[Data records]

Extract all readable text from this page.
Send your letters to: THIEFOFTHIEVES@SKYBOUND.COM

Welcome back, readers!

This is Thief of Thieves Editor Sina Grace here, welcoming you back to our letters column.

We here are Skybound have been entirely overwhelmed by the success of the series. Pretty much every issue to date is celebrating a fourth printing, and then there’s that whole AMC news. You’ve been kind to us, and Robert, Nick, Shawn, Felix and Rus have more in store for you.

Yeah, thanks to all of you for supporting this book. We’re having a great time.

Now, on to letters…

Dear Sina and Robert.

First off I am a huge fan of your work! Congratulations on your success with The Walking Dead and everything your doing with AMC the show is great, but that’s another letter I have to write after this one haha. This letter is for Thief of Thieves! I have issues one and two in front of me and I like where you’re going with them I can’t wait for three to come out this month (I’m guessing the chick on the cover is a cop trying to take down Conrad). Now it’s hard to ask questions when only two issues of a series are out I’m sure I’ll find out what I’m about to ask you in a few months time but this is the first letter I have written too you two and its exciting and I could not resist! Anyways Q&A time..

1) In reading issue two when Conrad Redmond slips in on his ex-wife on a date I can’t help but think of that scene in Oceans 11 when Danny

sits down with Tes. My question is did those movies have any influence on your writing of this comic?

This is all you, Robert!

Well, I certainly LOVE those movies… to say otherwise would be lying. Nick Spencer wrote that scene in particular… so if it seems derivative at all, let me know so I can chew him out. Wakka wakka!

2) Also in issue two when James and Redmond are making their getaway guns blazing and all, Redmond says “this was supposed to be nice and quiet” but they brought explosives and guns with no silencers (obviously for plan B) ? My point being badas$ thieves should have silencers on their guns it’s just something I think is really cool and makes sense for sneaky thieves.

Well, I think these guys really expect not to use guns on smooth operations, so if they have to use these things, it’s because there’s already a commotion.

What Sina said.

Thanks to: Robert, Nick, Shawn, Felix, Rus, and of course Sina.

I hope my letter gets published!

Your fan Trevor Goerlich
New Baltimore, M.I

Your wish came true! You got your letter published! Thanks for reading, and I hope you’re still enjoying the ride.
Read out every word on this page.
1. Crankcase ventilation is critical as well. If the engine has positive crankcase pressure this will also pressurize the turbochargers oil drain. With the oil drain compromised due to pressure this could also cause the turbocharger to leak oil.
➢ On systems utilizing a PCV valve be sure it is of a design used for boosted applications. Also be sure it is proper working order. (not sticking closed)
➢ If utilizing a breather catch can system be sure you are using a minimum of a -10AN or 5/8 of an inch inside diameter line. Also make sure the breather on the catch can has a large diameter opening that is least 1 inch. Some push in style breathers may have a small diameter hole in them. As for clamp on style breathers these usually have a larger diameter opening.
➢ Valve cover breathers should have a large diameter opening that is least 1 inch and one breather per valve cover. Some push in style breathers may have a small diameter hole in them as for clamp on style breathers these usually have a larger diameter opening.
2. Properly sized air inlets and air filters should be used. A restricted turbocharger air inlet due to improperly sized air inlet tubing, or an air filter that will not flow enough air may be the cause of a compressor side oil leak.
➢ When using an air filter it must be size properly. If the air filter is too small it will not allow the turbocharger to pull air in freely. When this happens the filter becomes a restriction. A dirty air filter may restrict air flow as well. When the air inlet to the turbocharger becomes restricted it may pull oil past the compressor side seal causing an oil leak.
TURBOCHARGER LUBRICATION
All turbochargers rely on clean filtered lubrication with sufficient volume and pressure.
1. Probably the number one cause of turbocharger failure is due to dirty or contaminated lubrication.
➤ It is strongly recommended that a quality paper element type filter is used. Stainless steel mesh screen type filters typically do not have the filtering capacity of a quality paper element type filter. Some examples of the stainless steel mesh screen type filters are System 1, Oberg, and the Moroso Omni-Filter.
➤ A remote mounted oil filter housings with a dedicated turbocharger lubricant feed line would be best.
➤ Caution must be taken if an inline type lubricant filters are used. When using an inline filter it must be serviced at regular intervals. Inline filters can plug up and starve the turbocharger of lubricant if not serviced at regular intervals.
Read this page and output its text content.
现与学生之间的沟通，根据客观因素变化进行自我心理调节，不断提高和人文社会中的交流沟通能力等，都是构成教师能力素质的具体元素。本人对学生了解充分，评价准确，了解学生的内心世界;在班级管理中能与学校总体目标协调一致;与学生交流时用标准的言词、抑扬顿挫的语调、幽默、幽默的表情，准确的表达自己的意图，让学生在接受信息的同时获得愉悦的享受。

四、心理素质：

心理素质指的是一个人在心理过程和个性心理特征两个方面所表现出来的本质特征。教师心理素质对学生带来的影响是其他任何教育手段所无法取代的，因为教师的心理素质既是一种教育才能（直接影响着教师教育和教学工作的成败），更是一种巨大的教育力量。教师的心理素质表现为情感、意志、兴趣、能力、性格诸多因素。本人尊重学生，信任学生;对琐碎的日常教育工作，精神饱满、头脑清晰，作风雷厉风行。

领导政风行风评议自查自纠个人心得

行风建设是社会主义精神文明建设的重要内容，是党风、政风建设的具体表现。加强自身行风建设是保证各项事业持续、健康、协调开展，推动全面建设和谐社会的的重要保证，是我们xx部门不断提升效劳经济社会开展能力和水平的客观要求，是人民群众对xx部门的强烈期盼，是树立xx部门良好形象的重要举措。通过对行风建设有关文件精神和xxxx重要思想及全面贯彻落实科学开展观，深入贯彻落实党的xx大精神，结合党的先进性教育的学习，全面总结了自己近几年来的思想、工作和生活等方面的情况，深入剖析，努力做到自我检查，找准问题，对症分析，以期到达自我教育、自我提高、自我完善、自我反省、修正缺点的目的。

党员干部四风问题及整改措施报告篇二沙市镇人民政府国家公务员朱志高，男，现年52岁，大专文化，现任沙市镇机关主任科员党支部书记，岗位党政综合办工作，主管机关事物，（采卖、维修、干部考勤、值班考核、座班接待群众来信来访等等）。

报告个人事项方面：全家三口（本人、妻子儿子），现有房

*Exercise aim*. From the preceding material, extract every line exactly.

*Exercise solution*.
Extract all readable text from this page.
Send your letters to: THIEFOFTHIEVES@SKYBOUND.COM

Welcome back, readers!

This is Thief of Thieves Editor Sina Grace here, welcoming you back to our letters column.

We here are Skybound have been entirely overwhelmed by the success of the series. Pretty much every issue to date is celebrating a fourth printing, and then there’s that whole AMC news. You’ve been kind to us, and Robert, Nick, Shawn, Felix and Rus have more in store for you.

Yeah, thanks to all of you for supporting this book. We’re having a great time.

Now, on to letters…

Dear Sina and Robert.

First off I am a huge fan of your work! Congratulations on your success with The Walking Dead and everything your doing with AMC the show is great, but that’s another letter I have to write after this one haha. This letter is for Thief of Thieves! I have issues one and two in front of me and I like where you’re going with them I can’t wait for three to come out this month (I’m guessing the chick on the cover is a cop trying to take down Conrad). Now it’s hard to ask questions when only two issues of a series are out I’m sure I’ll find out what I’m about to ask you in a few months time but this is the first letter I have written too you two and its exciting and I could not resist! Anyways Q&A time..

1) In reading issue two when Conrad Redmond slips in on his ex-wife on a date I can’t help but think of that scene in Oceans 11 when Danny

sits down with Tes. My question is did those movies have any influence on your writing of this comic?

This is all you, Robert!

Well, I certainly LOVE those movies… to say otherwise would be lying. Nick Spencer wrote that scene in particular… so if it seems derivative at all, let me know so I can chew him out. Wakka wakka!

2) Also in issue two when James and Redmond are making their getaway guns blazing and all, Redmond says “this was supposed to be nice and quiet” but they brought explosives and guns with no silencers (obviously for plan B) ? My point being badas$ thieves should have silencers on their guns it’s just something I think is really cool and makes sense for sneaky thieves.

Well, I think these guys really expect not to use guns on smooth operations, so if they have to use these things, it’s because there’s already a commotion.

What Sina said.

Thanks to: Robert, Nick, Shawn, Felix, Rus, and of course Sina.

I hope my letter gets published!

Your fan Trevor Goerlich
New Baltimore, M.I

Your wish came true! You got your letter published! Thanks for reading, and I hope you’re still enjoying the ride.
Read out every word on this page.
1. Crankcase ventilation is critical as well. If the engine has positive crankcase pressure this will also pressurize the turbochargers oil drain. With the oil drain compromised due to pressure this could also cause the turbocharger to leak oil.
➢ On systems utilizing a PCV valve be sure it is of a design used for boosted applications. Also be sure it is proper working order. (not sticking closed)
➢ If utilizing a breather catch can system be sure you are using a minimum of a -10AN or 5/8 of an inch inside diameter line. Also make sure the breather on the catch can has a large diameter opening that is least 1 inch. Some push in style breathers may have a small diameter hole in them. As for clamp on style breathers these usually have a larger diameter opening.
➢ Valve cover breathers should have a large diameter opening that is least 1 inch and one breather per valve cover. Some push in style breathers may have a small diameter hole in them as for clamp on style breathers these usually have a larger diameter opening.
2. Properly sized air inlets and air filters should be used. A restricted turbocharger air inlet due to improperly sized air inlet tubing, or an air filter that will not flow enough air may be the cause of a compressor side oil leak.
➢ When using an air filter it must be size properly. If the air filter is too small it will not allow the turbocharger to pull air in freely. When this happens the filter becomes a restriction. A dirty air filter may restrict air flow as well. When the air inlet to the turbocharger becomes restricted it may pull oil past the compressor side seal causing an oil leak.
TURBOCHARGER LUBRICATION
All turbochargers rely on clean filtered lubrication with sufficient volume and pressure.
1. Probably the number one cause of turbocharger failure is due to dirty or contaminated lubrication.
➤ It is strongly recommended that a quality paper element type filter is used. Stainless steel mesh screen type filters typically do not have the filtering capacity of a quality paper element type filter. Some examples of the stainless steel mesh screen type filters are System 1, Oberg, and the Moroso Omni-Filter.
➤ A remote mounted oil filter housings with a dedicated turbocharger lubricant feed line would be best.
➤ Caution must be taken if an inline type lubricant filters are used. When using an inline filter it must be serviced at regular intervals. Inline filters can plug up and starve the turbocharger of lubricant if not serviced at regular intervals.
Read this page and output its text content.
现与学生之间的沟通，根据客观因素变化进行自我心理调节，不断提高和人文社会中的交流沟通能力等，都是构成教师能力素质的具体元素。本人对学生了解充分，评价准确，了解学生的内心世界;在班级管理中能与学校总体目标协调一致;与学生交流时用标准的言词、抑扬顿挫的语调、幽默、幽默的表情，准确的表达自己的意图，让学生在接受信息的同时获得愉悦的享受。

四、心理素质：

心理素质指的是一个人在心理过程和个性心理特征两个方面所表现出来的本质特征。教师心理素质对学生带来的影响是其他任何教育手段所无法取代的，因为教师的心理素质既是一种教育才能（直接影响着教师教育和教学工作的成败），更是一种巨大的教育力量。教师的心理素质表现为情感、意志、兴趣、能力、性格诸多因素。本人尊重学生，信任学生;对琐碎的日常教育工作，精神饱满、头脑清晰，作风雷厉风行。

领导政风行风评议自查自纠个人心得

行风建设是社会主义精神文明建设的重要内容，是党风、政风建设的具体表现。加强自身行风建设是保证各项事业持续、健康、协调开展，推动全面建设和谐社会的的重要保证，是我们xx部门不断提升效劳经济社会开展能力和水平的客观要求，是人民群众对xx部门的强烈期盼，是树立xx部门良好形象的重要举措。通过对行风建设有关文件精神和xxxx重要思想及全面贯彻落实科学开展观，深入贯彻落实党的xx大精神，结合党的先进性教育的学习，全面总结了自己近几年来的思想、工作和生活等方面的情况，深入剖析，努力做到自我检查，找准问题，对症分析，以期到达自我教育、自我提高、自我完善、自我反省、修正缺点的目的。

党员干部四风问题及整改措施报告篇二沙市镇人民政府国家公务员朱志高，男，现年52岁，大专文化，现任沙市镇机关主任科员党支部书记，岗位党政综合办工作，主管机关事物，（采卖、维修、干部考勤、值班考核、座班接待群众来信来访等等）。

报告个人事项方面：全家三口（本人、妻子儿子），现有房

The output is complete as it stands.